(Records about charts and figures)

- - -

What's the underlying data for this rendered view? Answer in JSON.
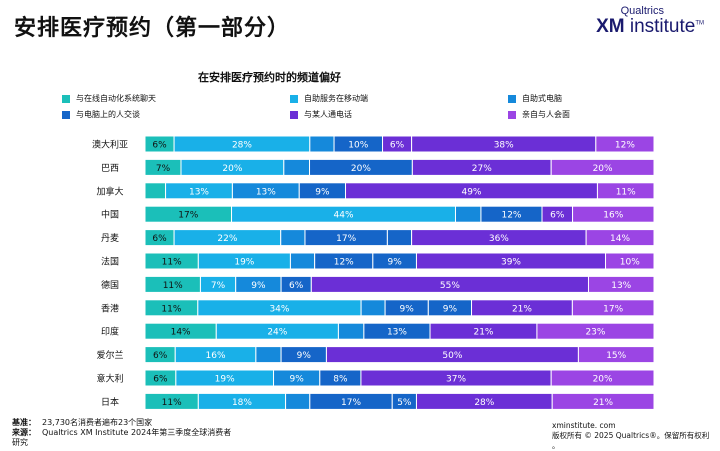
{
  "page_title": "安排医疗预约（第一部分）",
  "logo": {
    "small": "Qualtrics",
    "big_bold": "XM",
    "big_rest": " institute",
    "tm": "TM"
  },
  "footer": {
    "base_label": "基准：",
    "base_value": "23,730名消费者遍布23个国家",
    "source_label": "来源：",
    "source_value": "Qualtrics XM Institute 2024年第三季度全球消费者",
    "source_cont": "研究",
    "site": "xminstitute.  com",
    "copyright": "版权所有 © 2025 Qualtrics®。保留所有权利",
    "dot": "。"
  },
  "chart_data": {
    "type": "bar",
    "orientation": "horizontal",
    "stacked": true,
    "normalized": true,
    "title": "在安排医疗预约时的频道偏好",
    "legend_position": "top",
    "categories": [
      "澳大利亚",
      "巴西",
      "加拿大",
      "中国",
      "丹麦",
      "法国",
      "德国",
      "香港",
      "印度",
      "爱尔兰",
      "意大利",
      "日本"
    ],
    "series": [
      {
        "name": "与在线自动化系统聊天",
        "color": "#1bbfb9",
        "values": [
          6,
          7,
          4,
          17,
          6,
          11,
          11,
          11,
          14,
          6,
          6,
          11
        ]
      },
      {
        "name": "自助服务在移动端",
        "color": "#19b0e8",
        "values": [
          28,
          20,
          13,
          44,
          22,
          19,
          7,
          34,
          24,
          16,
          19,
          18
        ]
      },
      {
        "name": "自助式电脑",
        "color": "#1589db",
        "values": [
          5,
          5,
          13,
          5,
          5,
          5,
          9,
          5,
          5,
          5,
          9,
          5
        ]
      },
      {
        "name": "与电脑上的人交谈",
        "color": "#1565c8",
        "values": [
          10,
          20,
          9,
          12,
          17,
          12,
          6,
          9,
          13,
          9,
          8,
          17
        ]
      },
      {
        "name": "与某人通电话",
        "color": "#6b2fd6",
        "values": [
          6,
          27,
          49,
          6,
          36,
          9,
          55,
          9,
          21,
          50,
          37,
          5
        ]
      },
      {
        "name": "亲自与人会面",
        "color": "#9b45e4",
        "values": [
          38,
          20,
          11,
          16,
          14,
          39,
          13,
          21,
          23,
          15,
          20,
          28
        ]
      }
    ],
    "labels": [
      [
        "6%",
        "28%",
        "",
        "10%",
        "6%",
        "38%",
        "12%"
      ],
      [
        "7%",
        "20%",
        "",
        "20%",
        "27%",
        "20%"
      ],
      [
        "",
        "13%",
        "13%",
        "9%",
        "49%",
        "11%"
      ],
      [
        "17%",
        "44%",
        "",
        "12%",
        "6%",
        "16%"
      ],
      [
        "6%",
        "22%",
        "",
        "17%",
        "",
        "36%",
        "14%"
      ],
      [
        "11%",
        "19%",
        "",
        "12%",
        "9%",
        "39%",
        "10%"
      ],
      [
        "11%",
        "7%",
        "9%",
        "6%",
        "55%",
        "13%"
      ],
      [
        "11%",
        "34%",
        "",
        "9%",
        "9%",
        "21%",
        "17%"
      ],
      [
        "14%",
        "24%",
        "",
        "13%",
        "21%",
        "23%"
      ],
      [
        "6%",
        "16%",
        "",
        "9%",
        "50%",
        "15%"
      ],
      [
        "6%",
        "19%",
        "9%",
        "8%",
        "37%",
        "20%"
      ],
      [
        "11%",
        "18%",
        "",
        "17%",
        "5%",
        "28%",
        "21%"
      ]
    ],
    "segments": [
      [
        6,
        28,
        5,
        10,
        6,
        38,
        12
      ],
      [
        7,
        20,
        5,
        20,
        27,
        20
      ],
      [
        4,
        13,
        13,
        9,
        49,
        11
      ],
      [
        17,
        44,
        5,
        12,
        6,
        16
      ],
      [
        6,
        22,
        5,
        17,
        5,
        36,
        14
      ],
      [
        11,
        19,
        5,
        12,
        9,
        39,
        10
      ],
      [
        11,
        7,
        9,
        6,
        55,
        13
      ],
      [
        11,
        34,
        5,
        9,
        9,
        21,
        17
      ],
      [
        14,
        24,
        5,
        13,
        21,
        23
      ],
      [
        6,
        16,
        5,
        9,
        50,
        15
      ],
      [
        6,
        19,
        9,
        8,
        37,
        20
      ],
      [
        11,
        18,
        5,
        17,
        5,
        28,
        21
      ]
    ],
    "segment_colors": [
      [
        "#1bbfb9",
        "#19b0e8",
        "#1589db",
        "#1565c8",
        "#6b2fd6",
        "#6b2fd6",
        "#9b45e4"
      ],
      [
        "#1bbfb9",
        "#19b0e8",
        "#1589db",
        "#1565c8",
        "#6b2fd6",
        "#9b45e4"
      ],
      [
        "#1bbfb9",
        "#19b0e8",
        "#1589db",
        "#1565c8",
        "#6b2fd6",
        "#9b45e4"
      ],
      [
        "#1bbfb9",
        "#19b0e8",
        "#1589db",
        "#1565c8",
        "#6b2fd6",
        "#9b45e4"
      ],
      [
        "#1bbfb9",
        "#19b0e8",
        "#1589db",
        "#1565c8",
        "#1565c8",
        "#6b2fd6",
        "#9b45e4"
      ],
      [
        "#1bbfb9",
        "#19b0e8",
        "#1589db",
        "#1565c8",
        "#1565c8",
        "#6b2fd6",
        "#9b45e4"
      ],
      [
        "#1bbfb9",
        "#19b0e8",
        "#1589db",
        "#1565c8",
        "#6b2fd6",
        "#9b45e4"
      ],
      [
        "#1bbfb9",
        "#19b0e8",
        "#1589db",
        "#1565c8",
        "#1565c8",
        "#6b2fd6",
        "#9b45e4"
      ],
      [
        "#1bbfb9",
        "#19b0e8",
        "#1589db",
        "#1565c8",
        "#6b2fd6",
        "#9b45e4"
      ],
      [
        "#1bbfb9",
        "#19b0e8",
        "#1589db",
        "#1565c8",
        "#6b2fd6",
        "#9b45e4"
      ],
      [
        "#1bbfb9",
        "#19b0e8",
        "#1589db",
        "#1565c8",
        "#6b2fd6",
        "#9b45e4"
      ],
      [
        "#1bbfb9",
        "#19b0e8",
        "#1589db",
        "#1565c8",
        "#1565c8",
        "#6b2fd6",
        "#9b45e4"
      ]
    ],
    "xlim": [
      0,
      100
    ]
  }
}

- - -

#### Written exercise
Pictures in the records above are left out; print everything else exactly as written.

#### Exercise result
What's the underlying data for this rendered view? Answer in JSON.
{
  "page_title": "安排医疗预约（第一部分）",
  "logo": {
    "small": "Qualtrics",
    "big_bold": "XM",
    "big_rest": " institute",
    "tm": "TM"
  },
  "footer": {
    "base_label": "基准：",
    "base_value": "23,730名消费者遍布23个国家",
    "source_label": "来源：",
    "source_value": "Qualtrics XM Institute 2024年第三季度全球消费者",
    "source_cont": "研究",
    "site": "xminstitute.  com",
    "copyright": "版权所有 © 2025 Qualtrics®。保留所有权利",
    "dot": "。"
  },
  "chart_data": {
    "type": "bar",
    "orientation": "horizontal",
    "stacked": true,
    "normalized": true,
    "title": "在安排医疗预约时的频道偏好",
    "legend_position": "top",
    "categories": [
      "澳大利亚",
      "巴西",
      "加拿大",
      "中国",
      "丹麦",
      "法国",
      "德国",
      "香港",
      "印度",
      "爱尔兰",
      "意大利",
      "日本"
    ],
    "series": [
      {
        "name": "与在线自动化系统聊天",
        "color": "#1bbfb9",
        "values": [
          6,
          7,
          4,
          17,
          6,
          11,
          11,
          11,
          14,
          6,
          6,
          11
        ]
      },
      {
        "name": "自助服务在移动端",
        "color": "#19b0e8",
        "values": [
          28,
          20,
          13,
          44,
          22,
          19,
          7,
          34,
          24,
          16,
          19,
          18
        ]
      },
      {
        "name": "自助式电脑",
        "color": "#1589db",
        "values": [
          5,
          5,
          13,
          5,
          5,
          5,
          9,
          5,
          5,
          5,
          9,
          5
        ]
      },
      {
        "name": "与电脑上的人交谈",
        "color": "#1565c8",
        "values": [
          10,
          20,
          9,
          12,
          17,
          12,
          6,
          9,
          13,
          9,
          8,
          17
        ]
      },
      {
        "name": "与某人通电话",
        "color": "#6b2fd6",
        "values": [
          6,
          27,
          49,
          6,
          36,
          9,
          55,
          9,
          21,
          50,
          37,
          5
        ]
      },
      {
        "name": "亲自与人会面",
        "color": "#9b45e4",
        "values": [
          38,
          20,
          11,
          16,
          14,
          39,
          13,
          21,
          23,
          15,
          20,
          28
        ]
      }
    ],
    "labels": [
      [
        "6%",
        "28%",
        "",
        "10%",
        "6%",
        "38%",
        "12%"
      ],
      [
        "7%",
        "20%",
        "",
        "20%",
        "27%",
        "20%"
      ],
      [
        "",
        "13%",
        "13%",
        "9%",
        "49%",
        "11%"
      ],
      [
        "17%",
        "44%",
        "",
        "12%",
        "6%",
        "16%"
      ],
      [
        "6%",
        "22%",
        "",
        "17%",
        "",
        "36%",
        "14%"
      ],
      [
        "11%",
        "19%",
        "",
        "12%",
        "9%",
        "39%",
        "10%"
      ],
      [
        "11%",
        "7%",
        "9%",
        "6%",
        "55%",
        "13%"
      ],
      [
        "11%",
        "34%",
        "",
        "9%",
        "9%",
        "21%",
        "17%"
      ],
      [
        "14%",
        "24%",
        "",
        "13%",
        "21%",
        "23%"
      ],
      [
        "6%",
        "16%",
        "",
        "9%",
        "50%",
        "15%"
      ],
      [
        "6%",
        "19%",
        "9%",
        "8%",
        "37%",
        "20%"
      ],
      [
        "11%",
        "18%",
        "",
        "17%",
        "5%",
        "28%",
        "21%"
      ]
    ],
    "segments": [
      [
        6,
        28,
        5,
        10,
        6,
        38,
        12
      ],
      [
        7,
        20,
        5,
        20,
        27,
        20
      ],
      [
        4,
        13,
        13,
        9,
        49,
        11
      ],
      [
        17,
        44,
        5,
        12,
        6,
        16
      ],
      [
        6,
        22,
        5,
        17,
        5,
        36,
        14
      ],
      [
        11,
        19,
        5,
        12,
        9,
        39,
        10
      ],
      [
        11,
        7,
        9,
        6,
        55,
        13
      ],
      [
        11,
        34,
        5,
        9,
        9,
        21,
        17
      ],
      [
        14,
        24,
        5,
        13,
        21,
        23
      ],
      [
        6,
        16,
        5,
        9,
        50,
        15
      ],
      [
        6,
        19,
        9,
        8,
        37,
        20
      ],
      [
        11,
        18,
        5,
        17,
        5,
        28,
        21
      ]
    ],
    "segment_colors": [
      [
        "#1bbfb9",
        "#19b0e8",
        "#1589db",
        "#1565c8",
        "#6b2fd6",
        "#6b2fd6",
        "#9b45e4"
      ],
      [
        "#1bbfb9",
        "#19b0e8",
        "#1589db",
        "#1565c8",
        "#6b2fd6",
        "#9b45e4"
      ],
      [
        "#1bbfb9",
        "#19b0e8",
        "#1589db",
        "#1565c8",
        "#6b2fd6",
        "#9b45e4"
      ],
      [
        "#1bbfb9",
        "#19b0e8",
        "#1589db",
        "#1565c8",
        "#6b2fd6",
        "#9b45e4"
      ],
      [
        "#1bbfb9",
        "#19b0e8",
        "#1589db",
        "#1565c8",
        "#1565c8",
        "#6b2fd6",
        "#9b45e4"
      ],
      [
        "#1bbfb9",
        "#19b0e8",
        "#1589db",
        "#1565c8",
        "#1565c8",
        "#6b2fd6",
        "#9b45e4"
      ],
      [
        "#1bbfb9",
        "#19b0e8",
        "#1589db",
        "#1565c8",
        "#6b2fd6",
        "#9b45e4"
      ],
      [
        "#1bbfb9",
        "#19b0e8",
        "#1589db",
        "#1565c8",
        "#1565c8",
        "#6b2fd6",
        "#9b45e4"
      ],
      [
        "#1bbfb9",
        "#19b0e8",
        "#1589db",
        "#1565c8",
        "#6b2fd6",
        "#9b45e4"
      ],
      [
        "#1bbfb9",
        "#19b0e8",
        "#1589db",
        "#1565c8",
        "#6b2fd6",
        "#9b45e4"
      ],
      [
        "#1bbfb9",
        "#19b0e8",
        "#1589db",
        "#1565c8",
        "#6b2fd6",
        "#9b45e4"
      ],
      [
        "#1bbfb9",
        "#19b0e8",
        "#1589db",
        "#1565c8",
        "#1565c8",
        "#6b2fd6",
        "#9b45e4"
      ]
    ],
    "xlim": [
      0,
      100
    ]
  }
}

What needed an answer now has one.